(EXERCISE DETAILS):
Write out each line from the data below that includes the word "DOAS".

= = = =

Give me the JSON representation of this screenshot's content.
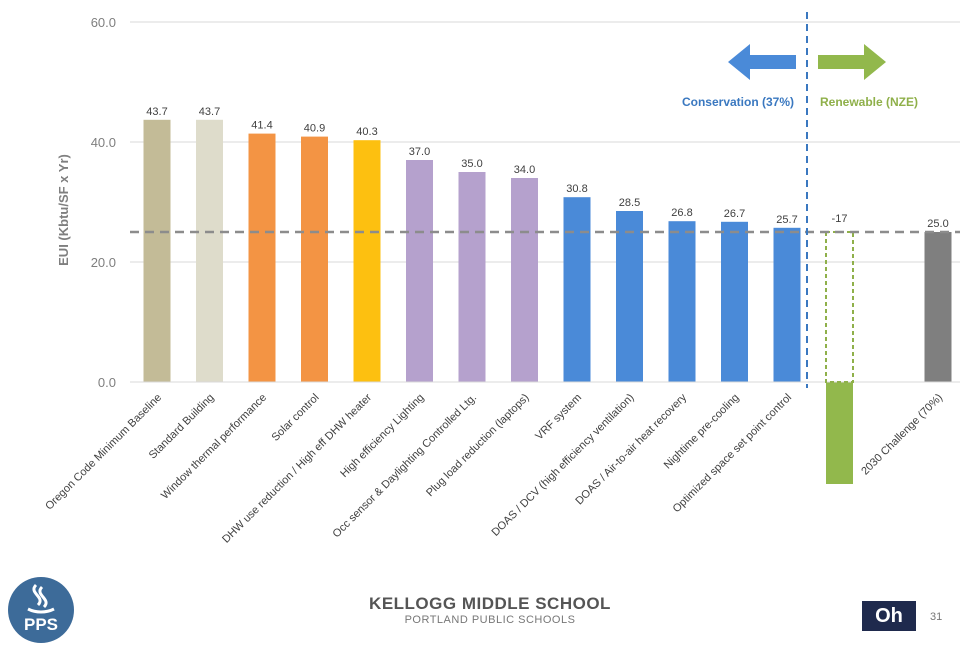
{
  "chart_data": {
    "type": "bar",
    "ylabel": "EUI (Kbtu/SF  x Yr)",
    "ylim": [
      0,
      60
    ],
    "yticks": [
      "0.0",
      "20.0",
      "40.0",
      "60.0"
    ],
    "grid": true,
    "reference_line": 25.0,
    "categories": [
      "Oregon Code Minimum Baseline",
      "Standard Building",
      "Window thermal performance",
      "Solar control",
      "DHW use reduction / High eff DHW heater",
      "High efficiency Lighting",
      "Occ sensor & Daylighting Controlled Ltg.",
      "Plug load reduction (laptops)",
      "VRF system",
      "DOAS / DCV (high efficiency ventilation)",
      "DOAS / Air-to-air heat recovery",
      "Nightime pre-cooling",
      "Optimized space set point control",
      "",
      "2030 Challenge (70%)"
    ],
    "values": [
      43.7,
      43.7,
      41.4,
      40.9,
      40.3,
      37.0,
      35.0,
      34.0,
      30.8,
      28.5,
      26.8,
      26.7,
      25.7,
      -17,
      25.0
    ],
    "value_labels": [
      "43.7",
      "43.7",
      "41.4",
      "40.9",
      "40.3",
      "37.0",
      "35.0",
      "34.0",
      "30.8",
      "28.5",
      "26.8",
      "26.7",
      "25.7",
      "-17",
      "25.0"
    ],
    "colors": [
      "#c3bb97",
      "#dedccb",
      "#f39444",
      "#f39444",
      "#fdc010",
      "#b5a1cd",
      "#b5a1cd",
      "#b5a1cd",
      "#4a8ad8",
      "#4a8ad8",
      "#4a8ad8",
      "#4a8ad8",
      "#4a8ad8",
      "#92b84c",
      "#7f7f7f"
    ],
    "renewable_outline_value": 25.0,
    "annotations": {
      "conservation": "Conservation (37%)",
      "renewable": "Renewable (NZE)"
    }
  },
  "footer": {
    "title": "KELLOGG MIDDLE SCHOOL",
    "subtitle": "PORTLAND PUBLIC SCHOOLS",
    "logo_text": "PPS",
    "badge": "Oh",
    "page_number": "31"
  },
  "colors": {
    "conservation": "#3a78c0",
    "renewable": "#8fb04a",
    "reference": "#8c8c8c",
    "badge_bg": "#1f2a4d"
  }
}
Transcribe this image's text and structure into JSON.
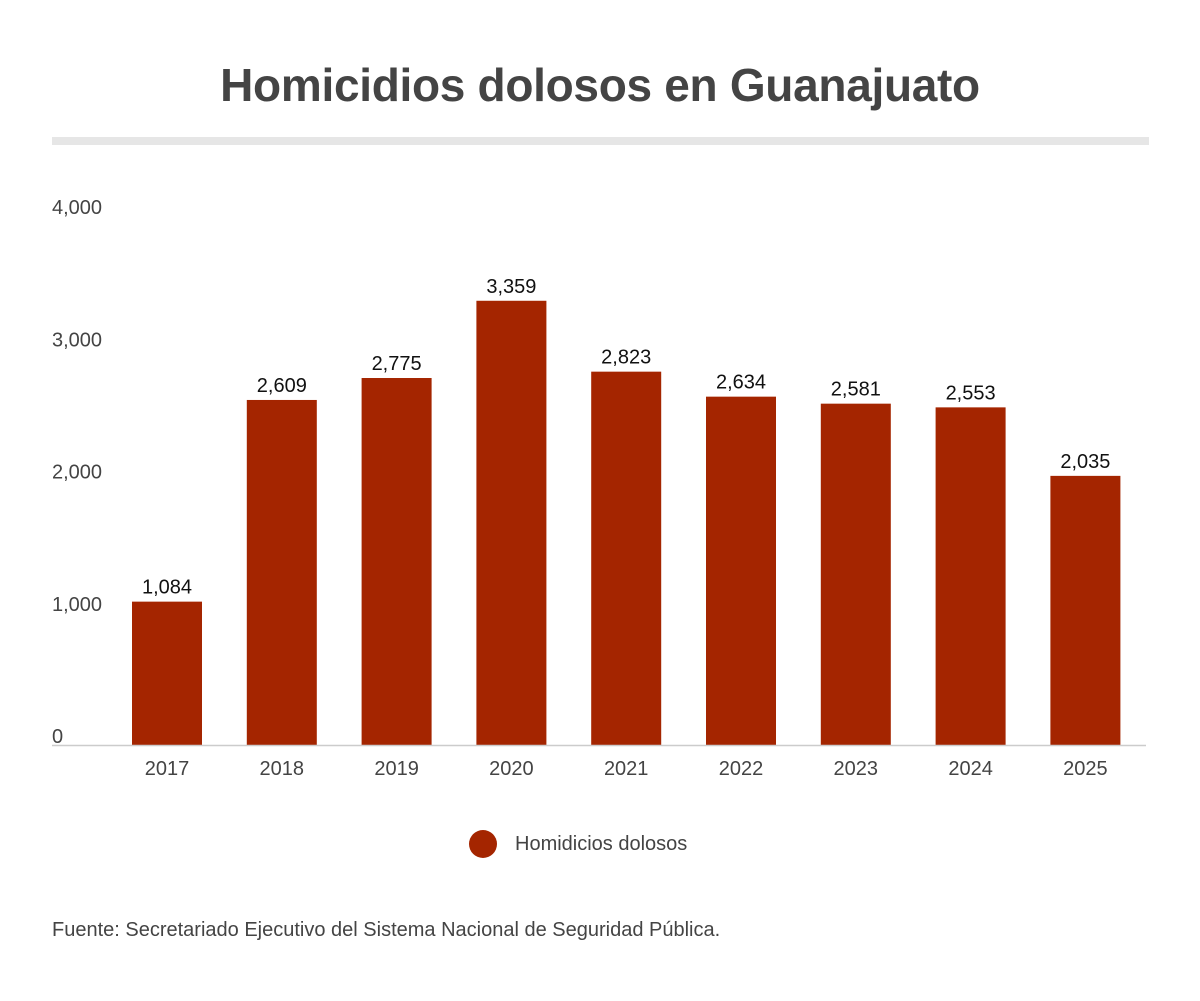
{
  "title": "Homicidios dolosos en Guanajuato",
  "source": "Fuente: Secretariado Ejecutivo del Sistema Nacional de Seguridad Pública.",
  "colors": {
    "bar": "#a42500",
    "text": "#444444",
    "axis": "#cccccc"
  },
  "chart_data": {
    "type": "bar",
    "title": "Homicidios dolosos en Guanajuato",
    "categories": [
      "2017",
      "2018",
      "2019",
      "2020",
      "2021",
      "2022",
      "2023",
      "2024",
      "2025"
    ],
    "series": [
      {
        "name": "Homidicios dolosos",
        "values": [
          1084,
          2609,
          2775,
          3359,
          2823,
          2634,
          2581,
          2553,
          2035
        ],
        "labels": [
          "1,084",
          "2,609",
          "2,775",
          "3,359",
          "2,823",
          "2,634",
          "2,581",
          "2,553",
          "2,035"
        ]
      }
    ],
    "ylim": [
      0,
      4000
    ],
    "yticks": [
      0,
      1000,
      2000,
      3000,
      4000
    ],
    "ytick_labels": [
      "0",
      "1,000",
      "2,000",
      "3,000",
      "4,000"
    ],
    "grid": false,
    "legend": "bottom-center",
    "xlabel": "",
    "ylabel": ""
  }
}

= = = =

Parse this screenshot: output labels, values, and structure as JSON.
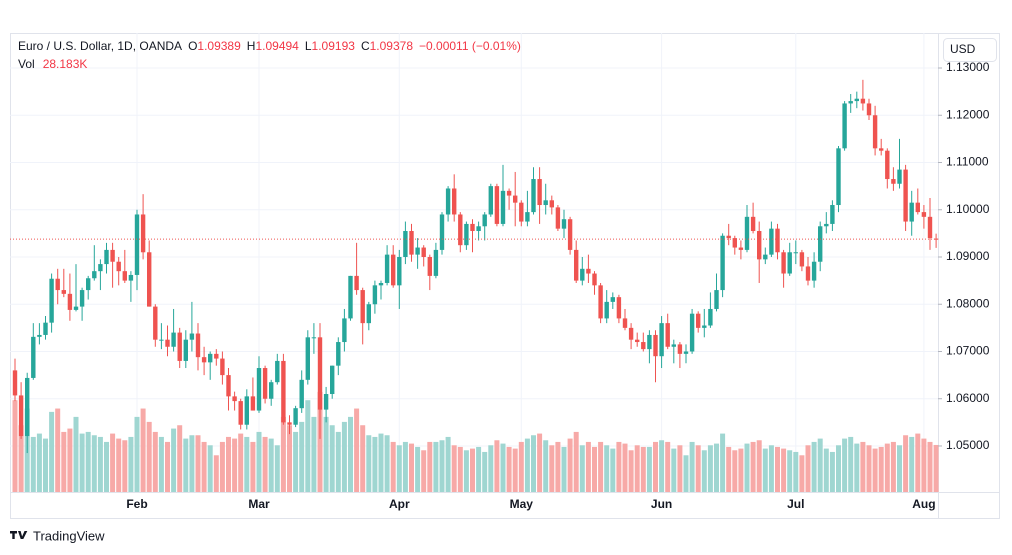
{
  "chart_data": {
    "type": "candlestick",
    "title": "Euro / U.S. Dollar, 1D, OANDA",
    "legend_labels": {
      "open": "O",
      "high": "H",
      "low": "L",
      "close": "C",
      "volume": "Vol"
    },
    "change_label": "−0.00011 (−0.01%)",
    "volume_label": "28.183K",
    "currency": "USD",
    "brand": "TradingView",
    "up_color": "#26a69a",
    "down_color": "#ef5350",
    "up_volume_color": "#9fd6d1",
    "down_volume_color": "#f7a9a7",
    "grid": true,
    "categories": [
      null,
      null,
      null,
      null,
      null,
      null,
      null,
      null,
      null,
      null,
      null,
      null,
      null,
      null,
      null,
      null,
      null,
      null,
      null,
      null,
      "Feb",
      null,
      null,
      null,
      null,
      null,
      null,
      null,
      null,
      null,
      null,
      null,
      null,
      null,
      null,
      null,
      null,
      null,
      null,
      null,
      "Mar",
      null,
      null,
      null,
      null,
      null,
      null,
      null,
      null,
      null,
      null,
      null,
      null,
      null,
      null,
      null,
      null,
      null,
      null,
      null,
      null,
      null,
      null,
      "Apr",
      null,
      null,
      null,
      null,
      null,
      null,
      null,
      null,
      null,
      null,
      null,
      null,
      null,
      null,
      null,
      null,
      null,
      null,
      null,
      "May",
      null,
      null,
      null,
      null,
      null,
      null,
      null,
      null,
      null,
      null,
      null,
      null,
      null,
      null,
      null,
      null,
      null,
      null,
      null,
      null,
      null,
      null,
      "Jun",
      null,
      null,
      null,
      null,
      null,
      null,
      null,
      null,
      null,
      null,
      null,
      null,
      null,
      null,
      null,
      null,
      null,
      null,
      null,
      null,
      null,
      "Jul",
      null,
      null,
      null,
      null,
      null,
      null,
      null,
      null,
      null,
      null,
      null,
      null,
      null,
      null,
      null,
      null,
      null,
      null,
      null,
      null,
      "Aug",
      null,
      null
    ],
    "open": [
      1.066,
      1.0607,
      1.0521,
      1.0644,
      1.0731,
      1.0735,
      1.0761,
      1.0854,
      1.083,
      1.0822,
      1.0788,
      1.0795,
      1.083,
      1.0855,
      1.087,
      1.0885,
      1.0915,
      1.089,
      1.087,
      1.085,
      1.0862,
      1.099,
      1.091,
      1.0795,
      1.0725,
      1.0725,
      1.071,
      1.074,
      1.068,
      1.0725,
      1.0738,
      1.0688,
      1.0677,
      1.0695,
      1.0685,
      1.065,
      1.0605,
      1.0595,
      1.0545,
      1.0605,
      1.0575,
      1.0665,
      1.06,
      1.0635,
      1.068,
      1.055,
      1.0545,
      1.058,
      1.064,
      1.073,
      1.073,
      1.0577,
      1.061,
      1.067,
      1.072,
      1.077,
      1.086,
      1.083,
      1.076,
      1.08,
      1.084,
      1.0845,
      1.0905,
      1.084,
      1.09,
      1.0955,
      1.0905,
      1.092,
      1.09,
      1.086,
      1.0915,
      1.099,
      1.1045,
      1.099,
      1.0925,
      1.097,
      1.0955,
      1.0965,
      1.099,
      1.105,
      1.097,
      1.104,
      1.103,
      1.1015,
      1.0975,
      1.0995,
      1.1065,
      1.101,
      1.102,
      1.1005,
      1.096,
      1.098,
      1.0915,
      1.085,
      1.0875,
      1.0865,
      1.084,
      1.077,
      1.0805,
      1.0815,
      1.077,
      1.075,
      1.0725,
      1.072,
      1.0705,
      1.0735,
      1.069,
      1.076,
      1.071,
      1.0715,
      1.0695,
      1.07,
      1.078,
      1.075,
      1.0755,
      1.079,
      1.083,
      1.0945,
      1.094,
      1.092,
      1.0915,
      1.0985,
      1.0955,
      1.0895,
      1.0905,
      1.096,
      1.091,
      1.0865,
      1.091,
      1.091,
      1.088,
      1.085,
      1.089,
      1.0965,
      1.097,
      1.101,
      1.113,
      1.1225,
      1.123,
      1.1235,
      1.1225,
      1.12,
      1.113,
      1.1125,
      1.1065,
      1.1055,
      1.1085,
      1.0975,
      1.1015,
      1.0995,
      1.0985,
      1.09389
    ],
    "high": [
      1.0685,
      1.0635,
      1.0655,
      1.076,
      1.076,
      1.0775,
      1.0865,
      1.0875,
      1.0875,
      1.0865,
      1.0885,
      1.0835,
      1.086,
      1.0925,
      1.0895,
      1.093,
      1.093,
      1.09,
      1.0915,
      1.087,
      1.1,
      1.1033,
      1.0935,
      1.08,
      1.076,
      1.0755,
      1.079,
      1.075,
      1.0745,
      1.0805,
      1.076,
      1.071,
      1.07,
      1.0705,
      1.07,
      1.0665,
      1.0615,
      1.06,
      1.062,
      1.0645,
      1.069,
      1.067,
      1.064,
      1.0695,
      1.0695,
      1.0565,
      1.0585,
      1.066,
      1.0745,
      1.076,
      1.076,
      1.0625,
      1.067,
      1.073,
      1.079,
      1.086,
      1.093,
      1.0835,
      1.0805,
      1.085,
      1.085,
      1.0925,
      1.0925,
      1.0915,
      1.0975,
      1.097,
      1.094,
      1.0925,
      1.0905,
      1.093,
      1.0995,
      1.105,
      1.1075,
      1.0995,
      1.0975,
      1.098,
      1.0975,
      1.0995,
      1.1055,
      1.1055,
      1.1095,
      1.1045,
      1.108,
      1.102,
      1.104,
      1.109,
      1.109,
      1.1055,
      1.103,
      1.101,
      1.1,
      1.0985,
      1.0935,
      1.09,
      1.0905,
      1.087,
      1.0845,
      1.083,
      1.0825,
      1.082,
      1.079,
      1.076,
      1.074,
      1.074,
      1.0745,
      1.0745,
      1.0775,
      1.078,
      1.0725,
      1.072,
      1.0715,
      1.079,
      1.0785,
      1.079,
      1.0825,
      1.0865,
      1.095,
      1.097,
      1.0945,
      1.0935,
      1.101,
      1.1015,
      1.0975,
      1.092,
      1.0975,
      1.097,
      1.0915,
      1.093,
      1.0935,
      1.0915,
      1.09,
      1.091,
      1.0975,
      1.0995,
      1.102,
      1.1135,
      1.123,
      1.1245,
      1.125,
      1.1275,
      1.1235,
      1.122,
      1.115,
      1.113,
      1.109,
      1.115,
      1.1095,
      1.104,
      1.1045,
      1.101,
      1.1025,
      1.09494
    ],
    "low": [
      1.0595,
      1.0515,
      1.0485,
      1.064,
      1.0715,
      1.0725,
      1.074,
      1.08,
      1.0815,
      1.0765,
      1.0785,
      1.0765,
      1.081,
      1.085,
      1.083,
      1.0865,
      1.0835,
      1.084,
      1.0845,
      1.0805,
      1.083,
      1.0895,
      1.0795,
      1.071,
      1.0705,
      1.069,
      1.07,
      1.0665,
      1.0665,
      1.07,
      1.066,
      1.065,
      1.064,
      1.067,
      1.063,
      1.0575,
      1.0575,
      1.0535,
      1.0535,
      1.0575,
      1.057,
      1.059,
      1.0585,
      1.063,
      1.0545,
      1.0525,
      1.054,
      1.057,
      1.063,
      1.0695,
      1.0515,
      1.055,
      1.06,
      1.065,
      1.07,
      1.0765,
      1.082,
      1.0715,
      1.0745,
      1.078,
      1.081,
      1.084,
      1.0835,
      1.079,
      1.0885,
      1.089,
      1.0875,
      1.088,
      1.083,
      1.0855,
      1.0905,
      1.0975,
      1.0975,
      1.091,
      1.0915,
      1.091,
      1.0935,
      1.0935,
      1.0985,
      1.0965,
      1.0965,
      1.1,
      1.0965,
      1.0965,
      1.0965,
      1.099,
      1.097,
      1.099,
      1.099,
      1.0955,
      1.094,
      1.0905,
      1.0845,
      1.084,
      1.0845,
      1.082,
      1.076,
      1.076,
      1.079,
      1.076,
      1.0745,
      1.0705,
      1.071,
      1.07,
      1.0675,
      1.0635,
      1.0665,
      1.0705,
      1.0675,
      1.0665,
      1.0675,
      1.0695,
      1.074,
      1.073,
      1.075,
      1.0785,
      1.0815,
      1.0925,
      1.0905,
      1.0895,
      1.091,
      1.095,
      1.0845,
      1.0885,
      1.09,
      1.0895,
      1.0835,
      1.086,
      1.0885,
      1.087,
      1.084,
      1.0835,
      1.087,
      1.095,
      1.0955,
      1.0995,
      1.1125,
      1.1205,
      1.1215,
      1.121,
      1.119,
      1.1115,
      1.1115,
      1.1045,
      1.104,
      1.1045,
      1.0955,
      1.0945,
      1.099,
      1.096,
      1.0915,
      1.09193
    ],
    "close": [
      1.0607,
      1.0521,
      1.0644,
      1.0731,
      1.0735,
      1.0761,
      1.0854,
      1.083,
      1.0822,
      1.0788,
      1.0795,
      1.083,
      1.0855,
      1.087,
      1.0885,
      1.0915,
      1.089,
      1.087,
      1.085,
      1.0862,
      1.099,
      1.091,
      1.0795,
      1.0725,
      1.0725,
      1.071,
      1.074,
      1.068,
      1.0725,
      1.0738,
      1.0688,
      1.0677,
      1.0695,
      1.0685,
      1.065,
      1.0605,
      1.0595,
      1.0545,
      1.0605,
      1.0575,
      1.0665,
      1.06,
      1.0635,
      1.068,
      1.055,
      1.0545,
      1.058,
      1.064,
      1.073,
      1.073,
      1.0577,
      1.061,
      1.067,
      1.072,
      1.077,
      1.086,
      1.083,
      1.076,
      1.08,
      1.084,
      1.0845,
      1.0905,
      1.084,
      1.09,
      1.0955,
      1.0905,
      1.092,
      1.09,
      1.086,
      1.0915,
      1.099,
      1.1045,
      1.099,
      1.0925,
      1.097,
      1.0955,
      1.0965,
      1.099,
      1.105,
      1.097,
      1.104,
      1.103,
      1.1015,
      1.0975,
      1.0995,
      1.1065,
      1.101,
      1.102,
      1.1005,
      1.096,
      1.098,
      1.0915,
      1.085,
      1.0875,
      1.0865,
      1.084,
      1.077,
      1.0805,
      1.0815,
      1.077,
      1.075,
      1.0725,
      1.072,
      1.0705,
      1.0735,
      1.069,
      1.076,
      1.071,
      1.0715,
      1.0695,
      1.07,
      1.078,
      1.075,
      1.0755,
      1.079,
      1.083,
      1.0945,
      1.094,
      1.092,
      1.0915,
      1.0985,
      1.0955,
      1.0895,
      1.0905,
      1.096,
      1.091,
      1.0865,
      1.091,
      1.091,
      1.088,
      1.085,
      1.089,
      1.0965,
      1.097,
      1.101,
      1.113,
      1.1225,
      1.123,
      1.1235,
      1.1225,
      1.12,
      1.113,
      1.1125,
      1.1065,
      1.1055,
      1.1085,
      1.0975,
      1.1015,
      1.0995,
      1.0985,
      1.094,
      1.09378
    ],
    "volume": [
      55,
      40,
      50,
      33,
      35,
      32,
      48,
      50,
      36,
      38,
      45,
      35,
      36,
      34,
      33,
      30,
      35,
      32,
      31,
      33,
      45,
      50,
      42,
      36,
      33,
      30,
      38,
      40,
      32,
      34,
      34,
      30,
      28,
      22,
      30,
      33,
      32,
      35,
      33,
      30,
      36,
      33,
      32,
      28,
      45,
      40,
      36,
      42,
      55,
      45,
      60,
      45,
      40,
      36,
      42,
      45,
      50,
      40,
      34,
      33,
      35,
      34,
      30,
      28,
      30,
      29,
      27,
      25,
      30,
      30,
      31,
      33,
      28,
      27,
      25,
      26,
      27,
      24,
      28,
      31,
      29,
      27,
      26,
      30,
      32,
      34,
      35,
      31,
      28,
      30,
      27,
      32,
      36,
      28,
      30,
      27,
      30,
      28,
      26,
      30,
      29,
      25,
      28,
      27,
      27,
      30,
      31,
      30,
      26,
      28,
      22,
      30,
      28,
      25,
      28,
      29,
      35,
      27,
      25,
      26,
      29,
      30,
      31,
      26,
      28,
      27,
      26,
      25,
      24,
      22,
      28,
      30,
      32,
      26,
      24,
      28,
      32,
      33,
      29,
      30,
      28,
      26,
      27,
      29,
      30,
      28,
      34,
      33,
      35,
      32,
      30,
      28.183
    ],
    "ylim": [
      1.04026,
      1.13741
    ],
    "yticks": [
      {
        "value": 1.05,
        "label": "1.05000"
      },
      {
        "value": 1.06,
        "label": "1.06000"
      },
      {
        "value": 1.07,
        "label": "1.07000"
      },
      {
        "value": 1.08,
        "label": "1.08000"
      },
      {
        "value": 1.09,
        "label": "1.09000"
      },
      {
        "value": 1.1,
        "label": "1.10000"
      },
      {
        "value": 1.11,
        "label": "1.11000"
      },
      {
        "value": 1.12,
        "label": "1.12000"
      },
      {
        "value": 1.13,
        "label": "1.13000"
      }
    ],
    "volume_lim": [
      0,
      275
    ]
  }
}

= = = =

(EXERCISE OUTPUT):
      "DOAS / DCV (high efficiency ventilation)",
      "DOAS / Air-to-air heat recovery",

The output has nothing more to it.